What to work on => Read the entries below and pull out each line with the string "Mean".

Supplied entries =>
────────────────────────────────────────
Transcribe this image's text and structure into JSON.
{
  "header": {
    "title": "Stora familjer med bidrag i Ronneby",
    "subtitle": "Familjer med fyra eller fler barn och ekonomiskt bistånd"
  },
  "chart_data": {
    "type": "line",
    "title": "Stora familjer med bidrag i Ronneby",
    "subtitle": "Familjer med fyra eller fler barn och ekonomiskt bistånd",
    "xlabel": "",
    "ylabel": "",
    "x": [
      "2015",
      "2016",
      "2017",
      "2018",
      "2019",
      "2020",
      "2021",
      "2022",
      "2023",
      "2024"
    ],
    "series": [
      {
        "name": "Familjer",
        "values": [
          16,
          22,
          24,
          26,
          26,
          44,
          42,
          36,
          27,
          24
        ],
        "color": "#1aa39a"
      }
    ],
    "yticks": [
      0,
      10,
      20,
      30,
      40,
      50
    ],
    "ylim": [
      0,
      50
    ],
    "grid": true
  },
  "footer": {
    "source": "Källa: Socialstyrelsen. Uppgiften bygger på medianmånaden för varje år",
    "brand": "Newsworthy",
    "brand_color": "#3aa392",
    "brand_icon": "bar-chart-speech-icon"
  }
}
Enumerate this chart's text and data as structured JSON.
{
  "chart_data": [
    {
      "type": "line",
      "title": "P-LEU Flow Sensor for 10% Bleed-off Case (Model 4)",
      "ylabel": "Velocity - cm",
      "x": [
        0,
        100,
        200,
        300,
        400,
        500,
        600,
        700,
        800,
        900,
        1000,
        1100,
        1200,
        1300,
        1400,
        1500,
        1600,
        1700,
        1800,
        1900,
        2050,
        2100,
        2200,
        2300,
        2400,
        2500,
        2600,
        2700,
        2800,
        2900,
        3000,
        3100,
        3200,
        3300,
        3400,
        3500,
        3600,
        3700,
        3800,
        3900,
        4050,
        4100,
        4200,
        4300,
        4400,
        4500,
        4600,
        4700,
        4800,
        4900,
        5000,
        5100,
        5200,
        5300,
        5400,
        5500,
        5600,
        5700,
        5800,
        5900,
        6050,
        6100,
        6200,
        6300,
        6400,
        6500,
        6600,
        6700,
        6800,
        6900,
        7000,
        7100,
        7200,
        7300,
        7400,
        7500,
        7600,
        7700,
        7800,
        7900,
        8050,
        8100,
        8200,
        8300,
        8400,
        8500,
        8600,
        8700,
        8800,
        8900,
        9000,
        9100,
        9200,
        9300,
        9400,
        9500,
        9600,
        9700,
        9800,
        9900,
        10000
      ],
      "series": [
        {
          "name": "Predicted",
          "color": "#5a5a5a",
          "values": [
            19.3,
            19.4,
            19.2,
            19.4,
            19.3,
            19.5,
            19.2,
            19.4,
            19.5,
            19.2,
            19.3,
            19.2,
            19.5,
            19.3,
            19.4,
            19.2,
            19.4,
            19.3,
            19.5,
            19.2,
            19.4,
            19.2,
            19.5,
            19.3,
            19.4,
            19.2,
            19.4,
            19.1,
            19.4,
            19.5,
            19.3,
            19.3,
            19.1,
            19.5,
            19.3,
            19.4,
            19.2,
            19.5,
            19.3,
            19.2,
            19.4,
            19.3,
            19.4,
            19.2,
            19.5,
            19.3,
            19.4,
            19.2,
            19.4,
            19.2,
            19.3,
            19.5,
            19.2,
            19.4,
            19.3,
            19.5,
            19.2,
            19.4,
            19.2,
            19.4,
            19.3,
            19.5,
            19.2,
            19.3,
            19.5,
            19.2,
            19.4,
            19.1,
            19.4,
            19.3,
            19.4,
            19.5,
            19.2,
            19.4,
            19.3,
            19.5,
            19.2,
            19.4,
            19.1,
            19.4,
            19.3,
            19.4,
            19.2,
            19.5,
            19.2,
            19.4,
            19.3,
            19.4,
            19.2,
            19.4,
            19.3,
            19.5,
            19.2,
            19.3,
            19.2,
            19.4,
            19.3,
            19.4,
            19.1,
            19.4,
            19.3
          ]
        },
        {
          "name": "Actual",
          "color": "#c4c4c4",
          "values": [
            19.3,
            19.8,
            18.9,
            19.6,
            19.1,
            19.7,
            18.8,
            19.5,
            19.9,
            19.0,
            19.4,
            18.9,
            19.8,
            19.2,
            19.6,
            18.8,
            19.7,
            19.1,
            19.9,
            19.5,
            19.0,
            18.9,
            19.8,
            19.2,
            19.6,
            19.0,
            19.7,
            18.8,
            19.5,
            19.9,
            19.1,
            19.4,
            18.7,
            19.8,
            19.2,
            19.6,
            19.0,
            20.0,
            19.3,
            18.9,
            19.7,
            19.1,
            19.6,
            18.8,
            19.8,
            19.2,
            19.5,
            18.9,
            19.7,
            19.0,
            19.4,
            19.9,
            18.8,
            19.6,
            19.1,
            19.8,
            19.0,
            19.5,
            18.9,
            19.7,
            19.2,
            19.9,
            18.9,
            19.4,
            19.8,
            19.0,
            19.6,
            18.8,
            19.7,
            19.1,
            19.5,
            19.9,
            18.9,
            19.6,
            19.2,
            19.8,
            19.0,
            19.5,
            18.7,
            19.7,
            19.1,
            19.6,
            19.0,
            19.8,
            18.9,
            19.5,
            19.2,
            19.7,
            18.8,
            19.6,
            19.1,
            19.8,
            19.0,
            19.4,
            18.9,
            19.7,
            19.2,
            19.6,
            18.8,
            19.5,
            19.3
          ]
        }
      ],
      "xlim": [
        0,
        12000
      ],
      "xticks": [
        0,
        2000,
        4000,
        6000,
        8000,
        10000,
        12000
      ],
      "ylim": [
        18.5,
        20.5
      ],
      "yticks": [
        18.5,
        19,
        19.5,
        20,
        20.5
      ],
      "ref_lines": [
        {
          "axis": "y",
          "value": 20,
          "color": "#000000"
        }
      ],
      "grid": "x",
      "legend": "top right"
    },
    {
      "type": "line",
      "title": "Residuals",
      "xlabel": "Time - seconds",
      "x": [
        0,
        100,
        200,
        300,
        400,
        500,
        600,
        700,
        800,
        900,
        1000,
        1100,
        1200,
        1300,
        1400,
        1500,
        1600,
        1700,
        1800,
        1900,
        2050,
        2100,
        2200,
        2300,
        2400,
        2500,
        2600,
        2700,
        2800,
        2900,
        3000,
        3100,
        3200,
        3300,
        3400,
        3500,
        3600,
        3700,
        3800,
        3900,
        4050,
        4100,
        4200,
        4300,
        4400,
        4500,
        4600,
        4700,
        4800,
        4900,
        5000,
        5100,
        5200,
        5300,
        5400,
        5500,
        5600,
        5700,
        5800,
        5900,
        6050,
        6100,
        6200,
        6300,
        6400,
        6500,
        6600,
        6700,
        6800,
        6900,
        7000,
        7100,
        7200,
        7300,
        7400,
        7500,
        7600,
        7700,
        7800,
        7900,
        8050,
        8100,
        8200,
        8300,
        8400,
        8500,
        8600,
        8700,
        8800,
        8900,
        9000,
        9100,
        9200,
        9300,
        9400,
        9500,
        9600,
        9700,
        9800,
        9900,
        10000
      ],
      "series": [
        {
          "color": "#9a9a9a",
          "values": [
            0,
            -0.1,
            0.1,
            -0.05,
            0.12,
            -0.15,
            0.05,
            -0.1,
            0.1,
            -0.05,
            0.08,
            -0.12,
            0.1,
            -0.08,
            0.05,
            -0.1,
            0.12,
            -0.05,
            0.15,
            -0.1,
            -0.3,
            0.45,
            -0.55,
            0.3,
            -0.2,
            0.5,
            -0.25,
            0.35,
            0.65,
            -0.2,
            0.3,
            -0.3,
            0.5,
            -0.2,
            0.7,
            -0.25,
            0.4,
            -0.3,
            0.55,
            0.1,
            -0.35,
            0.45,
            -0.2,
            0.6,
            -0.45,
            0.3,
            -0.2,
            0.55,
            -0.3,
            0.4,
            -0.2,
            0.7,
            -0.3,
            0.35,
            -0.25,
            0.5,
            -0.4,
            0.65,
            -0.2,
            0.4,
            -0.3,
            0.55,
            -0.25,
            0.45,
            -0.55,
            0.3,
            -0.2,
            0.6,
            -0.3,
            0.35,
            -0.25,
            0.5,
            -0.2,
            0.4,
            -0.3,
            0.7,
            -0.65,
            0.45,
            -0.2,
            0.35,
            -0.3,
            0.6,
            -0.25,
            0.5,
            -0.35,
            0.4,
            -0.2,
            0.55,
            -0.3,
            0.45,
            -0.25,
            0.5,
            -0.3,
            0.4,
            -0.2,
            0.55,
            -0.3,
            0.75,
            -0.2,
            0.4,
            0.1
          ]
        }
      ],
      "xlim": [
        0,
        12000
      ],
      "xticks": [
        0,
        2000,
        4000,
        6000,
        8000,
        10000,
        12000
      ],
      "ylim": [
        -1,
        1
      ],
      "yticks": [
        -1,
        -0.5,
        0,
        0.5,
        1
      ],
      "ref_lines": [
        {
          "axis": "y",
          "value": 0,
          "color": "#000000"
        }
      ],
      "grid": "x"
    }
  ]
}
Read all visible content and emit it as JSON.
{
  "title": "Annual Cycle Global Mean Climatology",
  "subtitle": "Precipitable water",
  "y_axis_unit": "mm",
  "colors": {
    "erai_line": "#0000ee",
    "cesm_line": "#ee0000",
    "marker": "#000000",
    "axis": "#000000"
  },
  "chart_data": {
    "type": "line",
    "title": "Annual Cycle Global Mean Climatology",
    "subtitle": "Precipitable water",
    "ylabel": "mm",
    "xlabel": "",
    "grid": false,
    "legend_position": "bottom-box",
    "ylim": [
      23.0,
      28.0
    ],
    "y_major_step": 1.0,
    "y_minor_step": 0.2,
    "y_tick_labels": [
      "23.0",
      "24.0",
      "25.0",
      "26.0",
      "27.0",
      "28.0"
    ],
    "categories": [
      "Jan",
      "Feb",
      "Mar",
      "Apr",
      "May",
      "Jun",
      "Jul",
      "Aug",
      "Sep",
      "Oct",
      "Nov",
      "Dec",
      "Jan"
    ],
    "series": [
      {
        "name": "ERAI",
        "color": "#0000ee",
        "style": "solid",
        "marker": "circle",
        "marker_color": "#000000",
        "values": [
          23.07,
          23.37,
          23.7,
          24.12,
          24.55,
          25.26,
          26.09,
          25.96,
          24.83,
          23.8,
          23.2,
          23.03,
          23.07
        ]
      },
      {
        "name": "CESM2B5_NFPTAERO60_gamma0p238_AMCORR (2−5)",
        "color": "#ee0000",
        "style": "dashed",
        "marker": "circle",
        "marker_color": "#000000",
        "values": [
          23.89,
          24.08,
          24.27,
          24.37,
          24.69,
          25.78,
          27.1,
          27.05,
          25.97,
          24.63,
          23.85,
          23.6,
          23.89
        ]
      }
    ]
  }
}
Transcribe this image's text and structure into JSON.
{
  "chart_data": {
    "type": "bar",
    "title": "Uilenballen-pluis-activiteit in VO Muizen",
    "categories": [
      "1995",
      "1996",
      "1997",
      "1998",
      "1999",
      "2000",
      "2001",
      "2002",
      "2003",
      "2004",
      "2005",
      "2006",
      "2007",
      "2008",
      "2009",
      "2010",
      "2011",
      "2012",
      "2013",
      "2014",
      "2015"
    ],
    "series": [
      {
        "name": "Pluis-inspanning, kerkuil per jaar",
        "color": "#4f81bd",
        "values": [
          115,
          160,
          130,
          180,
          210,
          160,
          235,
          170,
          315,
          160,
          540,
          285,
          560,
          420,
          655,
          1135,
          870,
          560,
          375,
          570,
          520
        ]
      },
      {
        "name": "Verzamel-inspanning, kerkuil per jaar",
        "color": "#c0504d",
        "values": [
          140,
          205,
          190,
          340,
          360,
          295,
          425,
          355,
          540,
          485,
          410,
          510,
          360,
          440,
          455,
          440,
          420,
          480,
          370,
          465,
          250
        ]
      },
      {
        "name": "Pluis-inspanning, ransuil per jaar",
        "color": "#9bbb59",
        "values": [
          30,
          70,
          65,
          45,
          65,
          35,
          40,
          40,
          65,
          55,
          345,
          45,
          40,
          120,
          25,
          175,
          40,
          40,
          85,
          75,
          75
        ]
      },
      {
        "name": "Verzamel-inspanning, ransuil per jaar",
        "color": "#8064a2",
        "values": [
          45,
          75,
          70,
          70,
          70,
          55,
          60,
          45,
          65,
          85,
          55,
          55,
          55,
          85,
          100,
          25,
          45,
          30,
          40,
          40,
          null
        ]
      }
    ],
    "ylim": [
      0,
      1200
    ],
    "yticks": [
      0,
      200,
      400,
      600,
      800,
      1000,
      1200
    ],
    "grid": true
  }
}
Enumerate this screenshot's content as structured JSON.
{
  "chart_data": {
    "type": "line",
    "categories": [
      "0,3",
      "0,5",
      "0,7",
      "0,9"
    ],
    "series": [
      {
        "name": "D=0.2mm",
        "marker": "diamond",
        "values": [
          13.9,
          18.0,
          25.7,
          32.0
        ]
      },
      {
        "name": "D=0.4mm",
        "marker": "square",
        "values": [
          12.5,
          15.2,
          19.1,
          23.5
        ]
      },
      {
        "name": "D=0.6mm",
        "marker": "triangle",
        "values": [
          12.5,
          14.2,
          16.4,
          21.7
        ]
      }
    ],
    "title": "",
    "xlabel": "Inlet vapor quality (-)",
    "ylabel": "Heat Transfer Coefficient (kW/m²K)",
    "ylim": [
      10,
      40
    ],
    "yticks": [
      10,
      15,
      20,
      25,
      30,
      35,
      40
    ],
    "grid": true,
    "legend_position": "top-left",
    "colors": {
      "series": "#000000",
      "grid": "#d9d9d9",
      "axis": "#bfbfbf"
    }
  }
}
────────────────────────────────────────
Written reply =>
  "title": "Annual Cycle Global Mean Climatology",
    "title": "Annual Cycle Global Mean Climatology",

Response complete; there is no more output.